━━ RECORDS TO PROCESS ━━

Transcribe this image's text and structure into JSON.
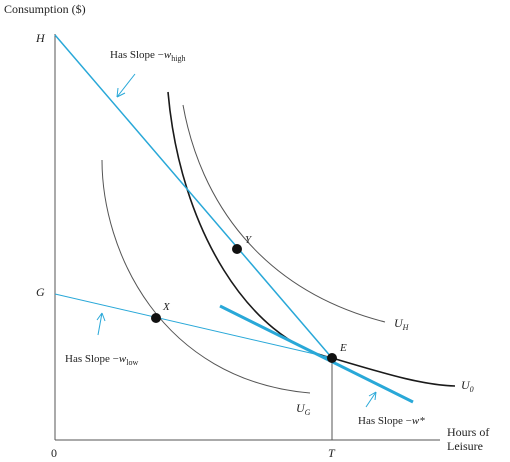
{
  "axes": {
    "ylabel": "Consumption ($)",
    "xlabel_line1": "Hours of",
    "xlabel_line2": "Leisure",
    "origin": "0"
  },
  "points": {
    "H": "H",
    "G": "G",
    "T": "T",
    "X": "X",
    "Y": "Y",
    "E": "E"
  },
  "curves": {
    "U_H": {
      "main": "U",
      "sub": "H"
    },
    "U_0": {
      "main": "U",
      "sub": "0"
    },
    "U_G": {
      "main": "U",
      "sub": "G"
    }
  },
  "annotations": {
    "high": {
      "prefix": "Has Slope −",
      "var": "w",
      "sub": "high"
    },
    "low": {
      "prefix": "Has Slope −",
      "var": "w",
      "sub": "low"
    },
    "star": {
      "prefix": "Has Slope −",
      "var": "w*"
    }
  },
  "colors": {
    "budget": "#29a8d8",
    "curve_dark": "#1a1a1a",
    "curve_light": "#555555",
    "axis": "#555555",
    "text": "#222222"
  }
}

━━━

GIVEN PROBLEM — All of the material above should be reproduced exactly, except the pictures.

EXPECTED OUTPUT —
Transcribe this image's text and structure into JSON.
{
  "axes": {
    "ylabel": "Consumption ($)",
    "xlabel_line1": "Hours of",
    "xlabel_line2": "Leisure",
    "origin": "0"
  },
  "points": {
    "H": "H",
    "G": "G",
    "T": "T",
    "X": "X",
    "Y": "Y",
    "E": "E"
  },
  "curves": {
    "U_H": {
      "main": "U",
      "sub": "H"
    },
    "U_0": {
      "main": "U",
      "sub": "0"
    },
    "U_G": {
      "main": "U",
      "sub": "G"
    }
  },
  "annotations": {
    "high": {
      "prefix": "Has Slope −",
      "var": "w",
      "sub": "high"
    },
    "low": {
      "prefix": "Has Slope −",
      "var": "w",
      "sub": "low"
    },
    "star": {
      "prefix": "Has Slope −",
      "var": "w*"
    }
  },
  "colors": {
    "budget": "#29a8d8",
    "curve_dark": "#1a1a1a",
    "curve_light": "#555555",
    "axis": "#555555",
    "text": "#222222"
  }
}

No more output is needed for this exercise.